=== GIVEN REQUEST ===
Write out these lines exactly, keeping every one of them.

[A block of data]
"""
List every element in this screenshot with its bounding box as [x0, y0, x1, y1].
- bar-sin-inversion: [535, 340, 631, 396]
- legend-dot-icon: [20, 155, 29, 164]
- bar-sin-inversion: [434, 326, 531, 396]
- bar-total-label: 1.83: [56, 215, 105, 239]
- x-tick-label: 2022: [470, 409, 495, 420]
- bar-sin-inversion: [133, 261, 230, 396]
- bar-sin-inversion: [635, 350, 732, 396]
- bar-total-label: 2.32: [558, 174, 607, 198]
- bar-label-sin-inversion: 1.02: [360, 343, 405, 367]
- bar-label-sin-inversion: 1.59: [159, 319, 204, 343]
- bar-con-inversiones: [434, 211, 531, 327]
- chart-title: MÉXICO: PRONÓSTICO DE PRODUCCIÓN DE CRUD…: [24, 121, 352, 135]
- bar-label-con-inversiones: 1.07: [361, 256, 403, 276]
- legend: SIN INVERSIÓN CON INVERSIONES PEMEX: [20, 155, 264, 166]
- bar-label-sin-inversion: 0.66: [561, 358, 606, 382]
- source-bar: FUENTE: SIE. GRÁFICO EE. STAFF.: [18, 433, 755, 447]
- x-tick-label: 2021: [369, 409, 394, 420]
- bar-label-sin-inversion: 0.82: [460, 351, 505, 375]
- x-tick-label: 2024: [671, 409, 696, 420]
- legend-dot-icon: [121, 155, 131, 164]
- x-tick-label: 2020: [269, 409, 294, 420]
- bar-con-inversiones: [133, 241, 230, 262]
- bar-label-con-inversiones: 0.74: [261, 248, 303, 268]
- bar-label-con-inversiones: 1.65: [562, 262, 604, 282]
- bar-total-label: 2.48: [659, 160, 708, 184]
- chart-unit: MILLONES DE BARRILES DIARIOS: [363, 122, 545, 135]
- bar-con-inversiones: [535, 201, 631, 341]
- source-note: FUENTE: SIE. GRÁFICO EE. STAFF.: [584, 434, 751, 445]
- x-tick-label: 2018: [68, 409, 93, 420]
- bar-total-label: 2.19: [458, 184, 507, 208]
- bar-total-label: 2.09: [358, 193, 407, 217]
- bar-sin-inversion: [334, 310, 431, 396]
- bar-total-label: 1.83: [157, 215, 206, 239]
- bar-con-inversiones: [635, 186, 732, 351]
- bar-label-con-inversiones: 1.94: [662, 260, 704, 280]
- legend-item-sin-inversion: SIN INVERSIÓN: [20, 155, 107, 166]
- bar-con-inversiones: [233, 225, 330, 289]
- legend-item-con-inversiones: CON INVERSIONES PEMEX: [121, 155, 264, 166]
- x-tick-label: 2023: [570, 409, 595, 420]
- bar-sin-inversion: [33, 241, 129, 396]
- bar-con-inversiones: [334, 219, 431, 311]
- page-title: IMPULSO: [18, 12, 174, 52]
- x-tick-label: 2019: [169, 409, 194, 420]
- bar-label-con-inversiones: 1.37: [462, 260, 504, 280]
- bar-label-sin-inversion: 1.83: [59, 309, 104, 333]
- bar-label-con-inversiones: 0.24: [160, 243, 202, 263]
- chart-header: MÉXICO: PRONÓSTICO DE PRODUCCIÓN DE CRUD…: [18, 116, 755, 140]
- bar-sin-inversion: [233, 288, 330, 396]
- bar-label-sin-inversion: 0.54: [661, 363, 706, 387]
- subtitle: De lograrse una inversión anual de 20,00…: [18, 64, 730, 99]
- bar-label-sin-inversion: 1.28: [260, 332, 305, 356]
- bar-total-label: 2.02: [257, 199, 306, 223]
"""
=== THE REPLY ===
List every element in this screenshot with its bounding box as [x0, y0, x1, y1].
- bar-sin-inversion: [535, 340, 631, 396]
- legend-dot-icon: [20, 155, 29, 164]
- bar-sin-inversion: [434, 326, 531, 396]
- bar-total-label: 1.83: [56, 215, 105, 239]
- x-tick-label: 2022: [470, 409, 495, 420]
- bar-sin-inversion: [133, 261, 230, 396]
- bar-sin-inversion: [635, 350, 732, 396]
- bar-total-label: 2.32: [558, 174, 607, 198]
- bar-label-sin-inversion: 1.02: [360, 343, 405, 367]
- bar-label-sin-inversion: 1.59: [159, 319, 204, 343]
- bar-con-inversiones: [434, 211, 531, 327]
- chart-title: MÉXICO: PRONÓSTICO DE PRODUCCIÓN DE CRUD…: [24, 121, 352, 135]
- bar-label-con-inversiones: 1.07: [361, 256, 403, 276]
- legend: SIN INVERSIÓN CON INVERSIONES PEMEX: [20, 155, 264, 166]
- bar-label-sin-inversion: 0.66: [561, 358, 606, 382]
- source-bar: FUENTE: SIE. GRÁFICO EE. STAFF.: [18, 433, 755, 447]
- x-tick-label: 2021: [369, 409, 394, 420]
- bar-label-sin-inversion: 0.82: [460, 351, 505, 375]
- x-tick-label: 2024: [671, 409, 696, 420]
- legend-dot-icon: [121, 155, 131, 164]
- x-tick-label: 2020: [269, 409, 294, 420]
- bar-con-inversiones: [133, 241, 230, 262]
- bar-label-con-inversiones: 0.74: [261, 248, 303, 268]
- bar-label-con-inversiones: 1.65: [562, 262, 604, 282]
- bar-total-label: 2.48: [659, 160, 708, 184]
- chart-unit: MILLONES DE BARRILES DIARIOS: [363, 122, 545, 135]
- bar-con-inversiones: [535, 201, 631, 341]
- source-note: FUENTE: SIE. GRÁFICO EE. STAFF.: [584, 434, 751, 445]
- x-tick-label: 2018: [68, 409, 93, 420]
- bar-total-label: 2.19: [458, 184, 507, 208]
- bar-total-label: 2.09: [358, 193, 407, 217]
- bar-sin-inversion: [334, 310, 431, 396]
- bar-total-label: 1.83: [157, 215, 206, 239]
- bar-con-inversiones: [635, 186, 732, 351]
- bar-label-con-inversiones: 1.94: [662, 260, 704, 280]
- legend-item-sin-inversion: SIN INVERSIÓN: [20, 155, 107, 166]
- bar-con-inversiones: [233, 225, 330, 289]
- legend-item-con-inversiones: CON INVERSIONES PEMEX: [121, 155, 264, 166]
- x-tick-label: 2023: [570, 409, 595, 420]
- bar-sin-inversion: [33, 241, 129, 396]
- bar-con-inversiones: [334, 219, 431, 311]
- page-title: IMPULSO: [18, 12, 174, 52]
- x-tick-label: 2019: [169, 409, 194, 420]
- bar-label-con-inversiones: 1.37: [462, 260, 504, 280]
- bar-label-sin-inversion: 1.83: [59, 309, 104, 333]
- bar-label-con-inversiones: 0.24: [160, 243, 202, 263]
- chart-header: MÉXICO: PRONÓSTICO DE PRODUCCIÓN DE CRUD…: [18, 116, 755, 140]
- bar-sin-inversion: [233, 288, 330, 396]
- bar-label-sin-inversion: 0.54: [661, 363, 706, 387]
- subtitle: De lograrse una inversión anual de 20,00…: [18, 64, 730, 99]
- bar-label-sin-inversion: 1.28: [260, 332, 305, 356]
- bar-total-label: 2.02: [257, 199, 306, 223]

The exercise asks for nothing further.